_EXERCISE A:_ Decide whether each statement agrees with the strategic planning text. Answer yes or no, and quote the deciding words. (i) CitiStat was set up by Mayor O'Malley and his team. (ii) The motivation from envisioning a future state lasts a long time. (iii) The writer used the "Stat" approach while working for Mayor Fenty in the District of Columbia.
_EXERCISE B:_ In the strategic planning text, what is the name for the brain's built-in drive to move away from danger?
_EXERCISE C:_ Copy out the part of the strategic planning text that opens with the words containing "After a strategic" and closes with "name – avoidance circuits.".

_PAGE TEXT:_
BEGIN

After a strategic planning team shares a collective high-five for coming up with their shared vision of success, they need to start planning for all the ways they could fail. If you are thinking, “this does not sound like the positive affirmation drum circle we’ve come to expect at my human-centered, helping-people government job,” you are not alone. I realize doomsday scenario planning is not the way many government agencies outside of emergency services go about conducting their business. But Dr. Huberman says the motivation from envisioning your future state only lasts for a brief moment. More powerful than our desire to move toward a successful future is our desire to move away from danger. It’s the way our brains were built, and it has a name – avoidance circuits.
All of Dr. Huberman’s talk on the desire to move from danger, made me think of Baltimore’s CitiStat program and similar performance management approaches, which turn on the bright spotlight of accountability. CitiStat conversations were set up by Mayor O’Malley and his team to identify and remove barriers to success in various goals set by the city. As part of the process, goals would adjust as new information came to light. Publicly sharing data, in front of the Mayor no less, certainly amps up desire to succeed. But I know many Baltimore city employees who said the process of getting up in front of the Mayor and their peers, to demonstrate through data their progress toward goals, racked them with fear that they were failing.

And that is where the process could go a little off the rails. Science says the focus on failing needs to be used as a scenario-planning tool. You need to consider what failing might mean to you, your team, and the work. Then you can set to work in ways which avoid the failures for which you’ve planned. But we can’t constantly think we are actually failing (real or perceived) as we implement the goal. This all comes back to the Eighty-five Percent Rule.
I had the opportunity to use the “Stat” approach while working for Mayor Fenty in the District of Columbia and on dozens of client projects since, and I have found that government leaders tend to be good at probing an issue (sometimes to death), but it is human to not be as good at pivoting to new approaches and adjusting expectations fast enough. When we use these types of accountability processes are we supporting the quest for success, or are we leaving teams to feel they are flailing in the ocean without a lifeboat? We need to be mindful of how the overemphasis on probing and underemphasis on pivoting can stymie trust building among participants.

Examining the Present to Prepare for the Future
To me one of the biggest ideas coming out of this research is that this information shouldn’t just be applied to an organization’s next strategic planning session. If your agency is already toiling away and not feeling successful, you probably have staff coming into your next strategic planning meeting defeated and tired. You need to address that energy before taking on a new goal setting, first by naming that what you might be feeling is rooted in neuroscience and not some personal moral failing, then committing to applying that science better in your future strategic planning work, and then showing your commitment by allowing staff to change existing goals. And when you do begin setting new goals for the future, remember the best path is: envision success, plan for failure, keep your fears close at hand, but delight in your accomplishments.
Good luck with your goal setting! But not too much luck. A few losses along the way gives you the drive to get to the finish line.

END

_RECORDS PROVIDED:_
BEGIN

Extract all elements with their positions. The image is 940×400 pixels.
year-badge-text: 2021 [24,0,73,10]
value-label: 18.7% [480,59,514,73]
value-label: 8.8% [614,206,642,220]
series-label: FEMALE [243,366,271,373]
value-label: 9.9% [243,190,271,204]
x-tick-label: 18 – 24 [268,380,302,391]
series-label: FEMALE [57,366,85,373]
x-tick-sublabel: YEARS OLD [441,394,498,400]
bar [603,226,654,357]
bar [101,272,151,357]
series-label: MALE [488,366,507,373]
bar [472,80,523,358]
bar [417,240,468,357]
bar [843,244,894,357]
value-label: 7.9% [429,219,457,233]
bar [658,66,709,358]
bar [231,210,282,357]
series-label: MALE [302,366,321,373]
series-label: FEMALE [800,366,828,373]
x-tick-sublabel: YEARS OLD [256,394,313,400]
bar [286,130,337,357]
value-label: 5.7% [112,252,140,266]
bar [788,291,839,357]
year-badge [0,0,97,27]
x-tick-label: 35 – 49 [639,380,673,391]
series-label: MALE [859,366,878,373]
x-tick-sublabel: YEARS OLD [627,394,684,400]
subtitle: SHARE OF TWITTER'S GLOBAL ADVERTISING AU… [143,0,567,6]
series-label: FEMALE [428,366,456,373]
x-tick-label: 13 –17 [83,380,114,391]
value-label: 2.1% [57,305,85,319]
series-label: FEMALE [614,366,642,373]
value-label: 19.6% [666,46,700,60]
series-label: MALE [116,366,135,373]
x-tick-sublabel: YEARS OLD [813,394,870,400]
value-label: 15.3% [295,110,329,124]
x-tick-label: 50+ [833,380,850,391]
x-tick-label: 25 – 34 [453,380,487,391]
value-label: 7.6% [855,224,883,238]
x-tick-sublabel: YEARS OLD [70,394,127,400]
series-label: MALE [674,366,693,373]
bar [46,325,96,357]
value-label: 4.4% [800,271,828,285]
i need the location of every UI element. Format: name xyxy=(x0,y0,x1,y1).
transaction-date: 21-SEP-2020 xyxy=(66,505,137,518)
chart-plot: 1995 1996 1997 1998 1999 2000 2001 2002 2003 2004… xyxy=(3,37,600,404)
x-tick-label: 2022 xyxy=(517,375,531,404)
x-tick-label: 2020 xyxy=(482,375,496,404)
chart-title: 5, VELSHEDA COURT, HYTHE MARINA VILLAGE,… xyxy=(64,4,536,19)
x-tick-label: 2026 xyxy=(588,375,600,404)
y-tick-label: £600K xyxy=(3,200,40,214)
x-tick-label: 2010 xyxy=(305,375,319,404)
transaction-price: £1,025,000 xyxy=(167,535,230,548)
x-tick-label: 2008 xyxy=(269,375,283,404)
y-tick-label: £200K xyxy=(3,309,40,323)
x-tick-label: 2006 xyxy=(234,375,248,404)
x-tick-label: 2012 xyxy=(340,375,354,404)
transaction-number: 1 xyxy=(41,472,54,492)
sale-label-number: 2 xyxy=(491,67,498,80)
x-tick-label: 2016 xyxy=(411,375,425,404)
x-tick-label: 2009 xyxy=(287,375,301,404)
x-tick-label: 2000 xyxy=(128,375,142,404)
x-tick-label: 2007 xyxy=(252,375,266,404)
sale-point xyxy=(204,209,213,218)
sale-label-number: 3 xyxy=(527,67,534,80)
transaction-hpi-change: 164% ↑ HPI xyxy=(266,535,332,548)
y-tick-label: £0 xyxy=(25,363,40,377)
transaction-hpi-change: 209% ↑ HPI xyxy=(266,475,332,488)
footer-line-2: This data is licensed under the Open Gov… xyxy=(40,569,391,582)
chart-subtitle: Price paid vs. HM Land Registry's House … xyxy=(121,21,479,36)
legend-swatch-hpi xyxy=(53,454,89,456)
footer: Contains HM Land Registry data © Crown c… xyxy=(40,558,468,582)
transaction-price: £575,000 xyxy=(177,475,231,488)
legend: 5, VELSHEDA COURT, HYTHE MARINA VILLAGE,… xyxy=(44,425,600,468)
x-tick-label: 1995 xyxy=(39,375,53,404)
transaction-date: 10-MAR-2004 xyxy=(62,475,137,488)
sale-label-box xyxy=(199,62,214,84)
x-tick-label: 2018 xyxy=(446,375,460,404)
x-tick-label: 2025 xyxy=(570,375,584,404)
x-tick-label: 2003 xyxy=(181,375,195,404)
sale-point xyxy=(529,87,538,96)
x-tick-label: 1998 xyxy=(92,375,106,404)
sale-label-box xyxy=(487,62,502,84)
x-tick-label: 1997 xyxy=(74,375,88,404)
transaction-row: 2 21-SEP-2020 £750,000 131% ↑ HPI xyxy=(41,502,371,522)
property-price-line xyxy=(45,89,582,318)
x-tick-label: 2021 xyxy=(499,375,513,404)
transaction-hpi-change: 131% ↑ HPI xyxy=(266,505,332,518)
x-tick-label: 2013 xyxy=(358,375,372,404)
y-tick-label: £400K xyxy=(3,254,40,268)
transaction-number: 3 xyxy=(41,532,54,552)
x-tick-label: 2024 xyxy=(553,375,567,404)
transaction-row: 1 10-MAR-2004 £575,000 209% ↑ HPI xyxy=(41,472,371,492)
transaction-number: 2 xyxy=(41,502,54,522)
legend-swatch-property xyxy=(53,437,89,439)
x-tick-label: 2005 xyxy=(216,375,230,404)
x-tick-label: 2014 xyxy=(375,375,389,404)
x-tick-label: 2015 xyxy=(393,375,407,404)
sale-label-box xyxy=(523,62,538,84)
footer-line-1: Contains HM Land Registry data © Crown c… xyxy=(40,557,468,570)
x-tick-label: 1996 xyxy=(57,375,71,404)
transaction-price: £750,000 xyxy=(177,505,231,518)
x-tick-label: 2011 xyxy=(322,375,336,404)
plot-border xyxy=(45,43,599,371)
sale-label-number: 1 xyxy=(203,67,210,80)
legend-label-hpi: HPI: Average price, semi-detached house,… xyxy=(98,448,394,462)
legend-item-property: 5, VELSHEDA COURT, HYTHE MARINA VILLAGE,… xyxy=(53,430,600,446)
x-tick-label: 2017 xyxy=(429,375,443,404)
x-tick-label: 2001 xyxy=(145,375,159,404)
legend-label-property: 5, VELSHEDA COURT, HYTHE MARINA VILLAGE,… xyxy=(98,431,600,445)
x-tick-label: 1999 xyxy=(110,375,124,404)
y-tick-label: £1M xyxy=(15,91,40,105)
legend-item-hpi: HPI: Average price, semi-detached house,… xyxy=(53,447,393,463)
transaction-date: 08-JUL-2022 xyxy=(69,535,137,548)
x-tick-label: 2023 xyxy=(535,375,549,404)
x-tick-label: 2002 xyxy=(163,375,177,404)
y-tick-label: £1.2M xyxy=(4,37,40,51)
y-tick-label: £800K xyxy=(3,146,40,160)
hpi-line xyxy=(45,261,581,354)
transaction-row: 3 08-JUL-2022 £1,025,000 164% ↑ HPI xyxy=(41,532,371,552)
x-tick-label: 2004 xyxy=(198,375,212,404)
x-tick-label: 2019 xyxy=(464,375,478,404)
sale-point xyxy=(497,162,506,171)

END

_EXERCISE SOLUTION A:_
(i) Yes: "CitiStat conversations were set up by Mayor O’Malley and his team"
(ii) No: "the motivation from envisioning your future state only lasts for a brief moment"
(iii) Yes: "I had the opportunity to use the “Stat” approach while working for Mayor Fenty in the District of Columbia"

_EXERCISE SOLUTION B:_ Avoidance circuits.

_EXERCISE SOLUTION C:_
After a strategic planning team shares a collective high-five for coming up with their shared vision of success, they need to start planning for all the ways they could fail. If you are thinking, “this does not sound like the positive affirmation drum circle we’ve come to expect at my human-centered, helping-people government job,” you are not alone. I realize doomsday scenario planning is not the way many government agencies outside of emergency services go about conducting their business. But Dr. Huberman says the motivation from envisioning your future state only lasts for a brief moment. More powerful than our desire to move toward a successful future is our desire to move away from danger. It’s the way our brains were built, and it has a name – avoidance circuits.